> **GIVEN REQUEST**: Please substitute "dashed" for "dotted" in everything from the start of the data down to the line containing "The flexible screen A2 is at (313, 45).", and give those lines back otherwise unchanged.
..............................
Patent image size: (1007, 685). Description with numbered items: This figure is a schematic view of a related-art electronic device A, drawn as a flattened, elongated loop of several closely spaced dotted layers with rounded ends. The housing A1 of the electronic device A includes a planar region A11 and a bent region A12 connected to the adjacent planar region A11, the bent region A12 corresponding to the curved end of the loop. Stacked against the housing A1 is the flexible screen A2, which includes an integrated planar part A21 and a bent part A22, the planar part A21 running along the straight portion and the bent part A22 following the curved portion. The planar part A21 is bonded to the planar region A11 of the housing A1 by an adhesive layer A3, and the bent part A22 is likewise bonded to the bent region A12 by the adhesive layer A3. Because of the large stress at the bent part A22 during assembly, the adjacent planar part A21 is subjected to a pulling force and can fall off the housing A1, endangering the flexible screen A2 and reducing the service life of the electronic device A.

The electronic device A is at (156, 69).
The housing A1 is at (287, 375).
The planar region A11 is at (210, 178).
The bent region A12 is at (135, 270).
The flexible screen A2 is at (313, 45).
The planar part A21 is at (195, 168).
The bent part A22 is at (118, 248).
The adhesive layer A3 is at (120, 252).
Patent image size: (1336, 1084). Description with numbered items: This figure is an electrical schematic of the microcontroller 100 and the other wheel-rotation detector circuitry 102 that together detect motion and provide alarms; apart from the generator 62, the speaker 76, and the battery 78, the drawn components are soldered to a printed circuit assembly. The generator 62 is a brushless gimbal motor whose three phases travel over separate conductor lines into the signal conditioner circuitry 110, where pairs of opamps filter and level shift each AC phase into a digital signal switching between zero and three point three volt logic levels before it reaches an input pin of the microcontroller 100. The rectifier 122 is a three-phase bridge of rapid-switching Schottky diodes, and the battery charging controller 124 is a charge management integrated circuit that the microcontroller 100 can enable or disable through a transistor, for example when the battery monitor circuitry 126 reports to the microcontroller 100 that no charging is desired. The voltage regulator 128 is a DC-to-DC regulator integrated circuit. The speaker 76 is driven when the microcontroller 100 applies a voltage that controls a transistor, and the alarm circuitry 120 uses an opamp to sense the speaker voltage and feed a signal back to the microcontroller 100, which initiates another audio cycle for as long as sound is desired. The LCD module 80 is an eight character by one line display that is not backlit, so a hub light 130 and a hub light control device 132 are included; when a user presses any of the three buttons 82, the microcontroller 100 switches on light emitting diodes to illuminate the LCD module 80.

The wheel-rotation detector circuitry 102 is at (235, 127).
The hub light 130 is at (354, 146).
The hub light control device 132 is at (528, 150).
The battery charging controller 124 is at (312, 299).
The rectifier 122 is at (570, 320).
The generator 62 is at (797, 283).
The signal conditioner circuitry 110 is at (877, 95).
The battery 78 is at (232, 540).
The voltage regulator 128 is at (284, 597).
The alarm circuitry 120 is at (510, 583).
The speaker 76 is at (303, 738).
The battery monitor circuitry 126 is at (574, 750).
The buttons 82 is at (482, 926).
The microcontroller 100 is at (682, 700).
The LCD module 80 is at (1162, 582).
..............................
> **ANSWER TO THE EXERCISE**:
Patent image size: (1007, 685). Description with numbered items: This figure is a schematic view of a related-art electronic device A, drawn as a flattened, elongated loop of several closely spaced dashed layers with rounded ends. The housing A1 of the electronic device A includes a planar region A11 and a bent region A12 connected to the adjacent planar region A11, the bent region A12 corresponding to the curved end of the loop. Stacked against the housing A1 is the flexible screen A2, which includes an integrated planar part A21 and a bent part A22, the planar part A21 running along the straight portion and the bent part A22 following the curved portion. The planar part A21 is bonded to the planar region A11 of the housing A1 by an adhesive layer A3, and the bent part A22 is likewise bonded to the bent region A12 by the adhesive layer A3. Because of the large stress at the bent part A22 during assembly, the adjacent planar part A21 is subjected to a pulling force and can fall off the housing A1, endangering the flexible screen A2 and reducing the service life of the electronic device A.

The electronic device A is at (156, 69).
The housing A1 is at (287, 375).
The planar region A11 is at (210, 178).
The bent region A12 is at (135, 270).
The flexible screen A2 is at (313, 45).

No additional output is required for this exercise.